• Short task:
The records below must be duplicated exactly, character for character.

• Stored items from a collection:
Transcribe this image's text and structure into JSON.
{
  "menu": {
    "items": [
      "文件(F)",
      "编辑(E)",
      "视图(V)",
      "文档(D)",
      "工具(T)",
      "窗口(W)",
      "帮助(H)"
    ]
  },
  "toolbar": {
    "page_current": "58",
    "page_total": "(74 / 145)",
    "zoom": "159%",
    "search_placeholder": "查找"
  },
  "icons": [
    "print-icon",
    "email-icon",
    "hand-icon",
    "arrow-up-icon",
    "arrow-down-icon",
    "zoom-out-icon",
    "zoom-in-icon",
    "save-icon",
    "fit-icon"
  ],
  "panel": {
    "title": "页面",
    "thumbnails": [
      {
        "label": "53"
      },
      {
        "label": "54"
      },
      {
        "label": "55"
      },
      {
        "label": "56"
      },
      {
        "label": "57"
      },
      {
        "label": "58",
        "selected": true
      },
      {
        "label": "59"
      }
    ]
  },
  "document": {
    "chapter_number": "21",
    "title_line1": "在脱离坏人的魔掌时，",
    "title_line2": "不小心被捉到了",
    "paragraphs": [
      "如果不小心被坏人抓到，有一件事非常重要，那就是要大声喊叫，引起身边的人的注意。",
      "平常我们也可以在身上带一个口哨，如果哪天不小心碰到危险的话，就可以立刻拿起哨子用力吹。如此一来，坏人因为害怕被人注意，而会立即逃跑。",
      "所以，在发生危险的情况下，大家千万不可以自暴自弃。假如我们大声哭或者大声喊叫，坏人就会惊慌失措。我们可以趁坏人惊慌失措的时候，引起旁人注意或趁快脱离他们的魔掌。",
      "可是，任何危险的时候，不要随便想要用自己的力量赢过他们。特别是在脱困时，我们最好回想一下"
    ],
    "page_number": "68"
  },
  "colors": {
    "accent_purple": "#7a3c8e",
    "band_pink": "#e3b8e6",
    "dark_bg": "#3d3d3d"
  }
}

• Correct output:
Transcribe this image's text and structure into JSON.
{
  "menu": {
    "items": [
      "文件(F)",
      "编辑(E)",
      "视图(V)",
      "文档(D)",
      "工具(T)",
      "窗口(W)",
      "帮助(H)"
    ]
  },
  "toolbar": {
    "page_current": "58",
    "page_total": "(74 / 145)",
    "zoom": "159%",
    "search_placeholder": "查找"
  },
  "icons": [
    "print-icon",
    "email-icon",
    "hand-icon",
    "arrow-up-icon",
    "arrow-down-icon",
    "zoom-out-icon",
    "zoom-in-icon",
    "save-icon",
    "fit-icon"
  ],
  "panel": {
    "title": "页面",
    "thumbnails": [
      {
        "label": "53"
      },
      {
        "label": "54"
      },
      {
        "label": "55"
      },
      {
        "label": "56"
      },
      {
        "label": "57"
      },
      {
        "label": "58",
        "selected": true
      },
      {
        "label": "59"
      }
    ]
  },
  "document": {
    "chapter_number": "21",
    "title_line1": "在脱离坏人的魔掌时，",
    "title_line2": "不小心被捉到了",
    "paragraphs": [
      "如果不小心被坏人抓到，有一件事非常重要，那就是要大声喊叫，引起身边的人的注意。",
      "平常我们也可以在身上带一个口哨，如果哪天不小心碰到危险的话，就可以立刻拿起哨子用力吹。如此一来，坏人因为害怕被人注意，而会立即逃跑。",
      "所以，在发生危险的情况下，大家千万不可以自暴自弃。假如我们大声哭或者大声喊叫，坏人就会惊慌失措。我们可以趁坏人惊慌失措的时候，引起旁人注意或趁快脱离他们的魔掌。",
      "可是，任何危险的时候，不要随便想要用自己的力量赢过他们。特别是在脱困时，我们最好回想一下"
    ],
    "page_number": "68"
  },
  "colors": {
    "accent_purple": "#7a3c8e",
    "band_pink": "#e3b8e6",
    "dark_bg": "#3d3d3d"
  }
}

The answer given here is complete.